__EXERCISE DATA__:
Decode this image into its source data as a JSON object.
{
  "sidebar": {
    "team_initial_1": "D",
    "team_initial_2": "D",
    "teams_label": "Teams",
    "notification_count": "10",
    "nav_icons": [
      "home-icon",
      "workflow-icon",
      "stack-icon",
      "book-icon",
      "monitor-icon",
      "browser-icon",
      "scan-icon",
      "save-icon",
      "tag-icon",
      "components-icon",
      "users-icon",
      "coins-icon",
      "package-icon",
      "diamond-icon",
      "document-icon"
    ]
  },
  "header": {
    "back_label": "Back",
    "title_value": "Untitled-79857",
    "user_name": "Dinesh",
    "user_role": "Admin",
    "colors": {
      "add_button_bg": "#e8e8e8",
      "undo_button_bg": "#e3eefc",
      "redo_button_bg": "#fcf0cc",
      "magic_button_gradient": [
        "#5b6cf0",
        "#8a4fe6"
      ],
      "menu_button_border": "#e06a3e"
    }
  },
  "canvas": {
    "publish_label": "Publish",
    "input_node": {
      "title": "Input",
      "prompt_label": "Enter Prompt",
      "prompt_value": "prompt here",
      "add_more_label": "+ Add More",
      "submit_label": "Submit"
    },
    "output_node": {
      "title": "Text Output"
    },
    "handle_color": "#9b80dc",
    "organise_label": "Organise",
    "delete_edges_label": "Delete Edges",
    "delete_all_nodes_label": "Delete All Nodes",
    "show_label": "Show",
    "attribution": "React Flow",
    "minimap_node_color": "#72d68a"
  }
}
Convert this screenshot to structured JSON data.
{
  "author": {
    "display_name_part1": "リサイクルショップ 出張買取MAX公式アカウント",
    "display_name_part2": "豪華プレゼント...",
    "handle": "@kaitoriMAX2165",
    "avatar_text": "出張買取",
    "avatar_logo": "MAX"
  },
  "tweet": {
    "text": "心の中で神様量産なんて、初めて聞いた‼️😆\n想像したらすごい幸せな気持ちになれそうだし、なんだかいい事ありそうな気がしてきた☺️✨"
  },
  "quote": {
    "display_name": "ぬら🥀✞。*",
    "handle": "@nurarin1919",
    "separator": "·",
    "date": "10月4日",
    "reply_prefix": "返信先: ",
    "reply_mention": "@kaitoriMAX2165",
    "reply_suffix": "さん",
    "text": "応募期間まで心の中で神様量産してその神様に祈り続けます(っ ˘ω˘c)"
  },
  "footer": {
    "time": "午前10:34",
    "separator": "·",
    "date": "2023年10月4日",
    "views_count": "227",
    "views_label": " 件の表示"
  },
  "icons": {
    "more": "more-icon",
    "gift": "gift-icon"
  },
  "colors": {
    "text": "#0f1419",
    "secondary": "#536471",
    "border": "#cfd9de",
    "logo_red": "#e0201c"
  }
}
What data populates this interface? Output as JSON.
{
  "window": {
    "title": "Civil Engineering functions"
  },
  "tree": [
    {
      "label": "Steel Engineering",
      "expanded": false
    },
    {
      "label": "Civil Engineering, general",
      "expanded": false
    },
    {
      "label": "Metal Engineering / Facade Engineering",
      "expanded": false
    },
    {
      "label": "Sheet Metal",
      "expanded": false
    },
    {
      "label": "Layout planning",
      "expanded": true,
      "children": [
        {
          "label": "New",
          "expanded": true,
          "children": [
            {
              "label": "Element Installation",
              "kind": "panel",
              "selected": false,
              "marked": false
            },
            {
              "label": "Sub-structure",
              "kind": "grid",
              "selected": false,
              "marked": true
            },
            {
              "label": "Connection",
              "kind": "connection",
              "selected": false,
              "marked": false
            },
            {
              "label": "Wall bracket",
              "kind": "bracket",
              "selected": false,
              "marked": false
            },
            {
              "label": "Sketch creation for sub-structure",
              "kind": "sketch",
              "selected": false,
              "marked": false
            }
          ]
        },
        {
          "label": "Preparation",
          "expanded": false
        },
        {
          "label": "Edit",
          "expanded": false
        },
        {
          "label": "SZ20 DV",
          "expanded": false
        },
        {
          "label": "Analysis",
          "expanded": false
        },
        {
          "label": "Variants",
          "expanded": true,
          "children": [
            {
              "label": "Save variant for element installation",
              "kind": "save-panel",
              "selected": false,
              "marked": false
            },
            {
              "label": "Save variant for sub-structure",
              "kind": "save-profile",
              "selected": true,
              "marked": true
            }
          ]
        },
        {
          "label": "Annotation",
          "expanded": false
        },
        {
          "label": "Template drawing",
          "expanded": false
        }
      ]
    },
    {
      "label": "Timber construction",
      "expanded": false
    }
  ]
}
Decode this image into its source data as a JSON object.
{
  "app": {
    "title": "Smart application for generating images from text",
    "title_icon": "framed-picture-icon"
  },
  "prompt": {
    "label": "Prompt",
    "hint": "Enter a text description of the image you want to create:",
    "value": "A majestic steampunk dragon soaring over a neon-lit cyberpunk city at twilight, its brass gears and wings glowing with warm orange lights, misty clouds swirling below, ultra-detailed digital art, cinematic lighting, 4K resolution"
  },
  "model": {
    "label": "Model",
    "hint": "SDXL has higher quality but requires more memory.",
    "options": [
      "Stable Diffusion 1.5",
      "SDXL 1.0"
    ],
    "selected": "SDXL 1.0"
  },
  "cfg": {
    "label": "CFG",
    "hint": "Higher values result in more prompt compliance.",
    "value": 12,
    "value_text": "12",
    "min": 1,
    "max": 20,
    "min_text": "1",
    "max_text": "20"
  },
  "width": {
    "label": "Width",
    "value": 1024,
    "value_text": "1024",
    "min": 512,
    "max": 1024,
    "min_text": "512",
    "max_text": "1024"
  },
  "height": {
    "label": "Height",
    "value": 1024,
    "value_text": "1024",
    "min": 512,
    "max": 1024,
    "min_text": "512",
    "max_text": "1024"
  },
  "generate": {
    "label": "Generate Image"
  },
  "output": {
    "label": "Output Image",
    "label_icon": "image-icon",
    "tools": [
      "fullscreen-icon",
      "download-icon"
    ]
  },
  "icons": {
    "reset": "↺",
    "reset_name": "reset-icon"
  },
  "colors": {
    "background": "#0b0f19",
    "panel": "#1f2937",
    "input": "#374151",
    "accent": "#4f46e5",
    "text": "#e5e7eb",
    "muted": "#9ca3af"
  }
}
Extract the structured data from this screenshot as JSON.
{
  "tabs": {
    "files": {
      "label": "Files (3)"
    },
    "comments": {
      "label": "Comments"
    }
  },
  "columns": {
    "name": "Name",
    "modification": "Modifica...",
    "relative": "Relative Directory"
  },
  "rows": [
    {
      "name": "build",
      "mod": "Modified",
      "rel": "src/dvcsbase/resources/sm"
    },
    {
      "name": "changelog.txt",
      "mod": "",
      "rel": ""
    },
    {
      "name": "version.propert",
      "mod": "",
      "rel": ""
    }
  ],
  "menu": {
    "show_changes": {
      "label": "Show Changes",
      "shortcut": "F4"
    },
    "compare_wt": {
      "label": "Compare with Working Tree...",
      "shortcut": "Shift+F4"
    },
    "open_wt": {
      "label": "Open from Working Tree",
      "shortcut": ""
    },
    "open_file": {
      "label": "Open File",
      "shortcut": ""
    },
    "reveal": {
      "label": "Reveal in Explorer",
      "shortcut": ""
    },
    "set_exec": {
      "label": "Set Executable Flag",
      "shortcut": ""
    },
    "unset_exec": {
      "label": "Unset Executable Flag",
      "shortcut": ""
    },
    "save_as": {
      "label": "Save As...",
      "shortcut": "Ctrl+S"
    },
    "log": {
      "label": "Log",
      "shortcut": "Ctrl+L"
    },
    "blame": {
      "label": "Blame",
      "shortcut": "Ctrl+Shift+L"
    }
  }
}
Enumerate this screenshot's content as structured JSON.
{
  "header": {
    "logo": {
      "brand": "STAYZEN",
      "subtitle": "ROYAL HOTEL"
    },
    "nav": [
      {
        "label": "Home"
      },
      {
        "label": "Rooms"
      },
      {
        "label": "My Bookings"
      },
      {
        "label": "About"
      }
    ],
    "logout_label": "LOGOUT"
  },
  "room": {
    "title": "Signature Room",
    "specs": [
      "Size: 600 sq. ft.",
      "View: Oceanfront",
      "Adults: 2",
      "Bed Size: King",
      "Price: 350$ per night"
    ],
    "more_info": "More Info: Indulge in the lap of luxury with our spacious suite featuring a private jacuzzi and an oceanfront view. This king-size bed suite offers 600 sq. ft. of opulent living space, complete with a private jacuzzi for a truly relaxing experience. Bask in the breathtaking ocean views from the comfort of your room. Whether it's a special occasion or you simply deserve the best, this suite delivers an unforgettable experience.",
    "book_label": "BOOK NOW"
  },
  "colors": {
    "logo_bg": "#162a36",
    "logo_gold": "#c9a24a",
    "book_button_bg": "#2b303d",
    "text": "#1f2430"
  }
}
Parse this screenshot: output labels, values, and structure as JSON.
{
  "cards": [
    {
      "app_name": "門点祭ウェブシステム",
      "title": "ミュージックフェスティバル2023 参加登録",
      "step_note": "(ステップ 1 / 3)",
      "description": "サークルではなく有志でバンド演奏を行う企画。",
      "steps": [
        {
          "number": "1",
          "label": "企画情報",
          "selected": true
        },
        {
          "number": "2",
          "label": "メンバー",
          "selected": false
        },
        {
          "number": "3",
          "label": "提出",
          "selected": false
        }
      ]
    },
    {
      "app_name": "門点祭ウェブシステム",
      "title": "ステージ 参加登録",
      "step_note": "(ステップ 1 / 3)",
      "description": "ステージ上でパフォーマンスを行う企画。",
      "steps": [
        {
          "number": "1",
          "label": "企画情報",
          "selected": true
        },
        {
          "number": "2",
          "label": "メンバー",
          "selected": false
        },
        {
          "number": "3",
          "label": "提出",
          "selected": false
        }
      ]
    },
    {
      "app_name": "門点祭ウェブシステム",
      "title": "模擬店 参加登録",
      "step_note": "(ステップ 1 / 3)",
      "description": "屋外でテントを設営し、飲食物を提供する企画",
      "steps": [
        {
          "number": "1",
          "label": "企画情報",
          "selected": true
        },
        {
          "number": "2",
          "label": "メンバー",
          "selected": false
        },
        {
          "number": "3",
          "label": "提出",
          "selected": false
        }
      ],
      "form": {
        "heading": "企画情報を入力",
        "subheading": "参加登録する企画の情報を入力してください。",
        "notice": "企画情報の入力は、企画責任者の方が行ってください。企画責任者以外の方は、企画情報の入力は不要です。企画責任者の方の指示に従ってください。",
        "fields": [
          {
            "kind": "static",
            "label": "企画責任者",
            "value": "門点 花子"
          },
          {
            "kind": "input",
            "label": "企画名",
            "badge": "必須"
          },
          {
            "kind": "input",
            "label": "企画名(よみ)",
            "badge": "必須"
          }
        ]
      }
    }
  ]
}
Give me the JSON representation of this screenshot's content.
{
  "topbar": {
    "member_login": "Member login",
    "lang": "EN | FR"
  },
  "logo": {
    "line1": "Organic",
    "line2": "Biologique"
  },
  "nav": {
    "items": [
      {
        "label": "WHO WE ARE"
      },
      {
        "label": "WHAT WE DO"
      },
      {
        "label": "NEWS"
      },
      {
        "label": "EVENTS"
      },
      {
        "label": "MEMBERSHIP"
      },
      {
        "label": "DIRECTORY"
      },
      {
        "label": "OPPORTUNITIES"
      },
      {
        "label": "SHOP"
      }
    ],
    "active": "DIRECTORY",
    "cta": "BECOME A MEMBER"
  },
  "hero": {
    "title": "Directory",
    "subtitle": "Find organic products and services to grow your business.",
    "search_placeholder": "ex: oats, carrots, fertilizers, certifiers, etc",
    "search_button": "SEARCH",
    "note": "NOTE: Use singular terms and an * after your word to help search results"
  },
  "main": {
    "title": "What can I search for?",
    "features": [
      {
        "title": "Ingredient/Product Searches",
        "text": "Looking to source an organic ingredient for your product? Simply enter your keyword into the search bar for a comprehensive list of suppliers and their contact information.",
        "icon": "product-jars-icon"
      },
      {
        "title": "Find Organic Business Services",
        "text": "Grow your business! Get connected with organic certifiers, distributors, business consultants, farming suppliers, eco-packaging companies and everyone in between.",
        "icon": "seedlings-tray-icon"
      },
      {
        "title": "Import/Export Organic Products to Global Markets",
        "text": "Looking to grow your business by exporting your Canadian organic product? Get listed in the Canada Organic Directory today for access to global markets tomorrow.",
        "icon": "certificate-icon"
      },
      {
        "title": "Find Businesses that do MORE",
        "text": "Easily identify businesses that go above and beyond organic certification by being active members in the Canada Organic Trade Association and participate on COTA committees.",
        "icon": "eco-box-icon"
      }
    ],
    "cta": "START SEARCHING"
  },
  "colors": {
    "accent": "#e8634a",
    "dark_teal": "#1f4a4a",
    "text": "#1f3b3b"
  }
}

__TASK DIRECTIONS__: All lines above containing the string "Delete" are to be collected.

__OUTPUT__:
    "delete_edges_label": "Delete Edges",
    "delete_all_nodes_label": "Delete All Nodes",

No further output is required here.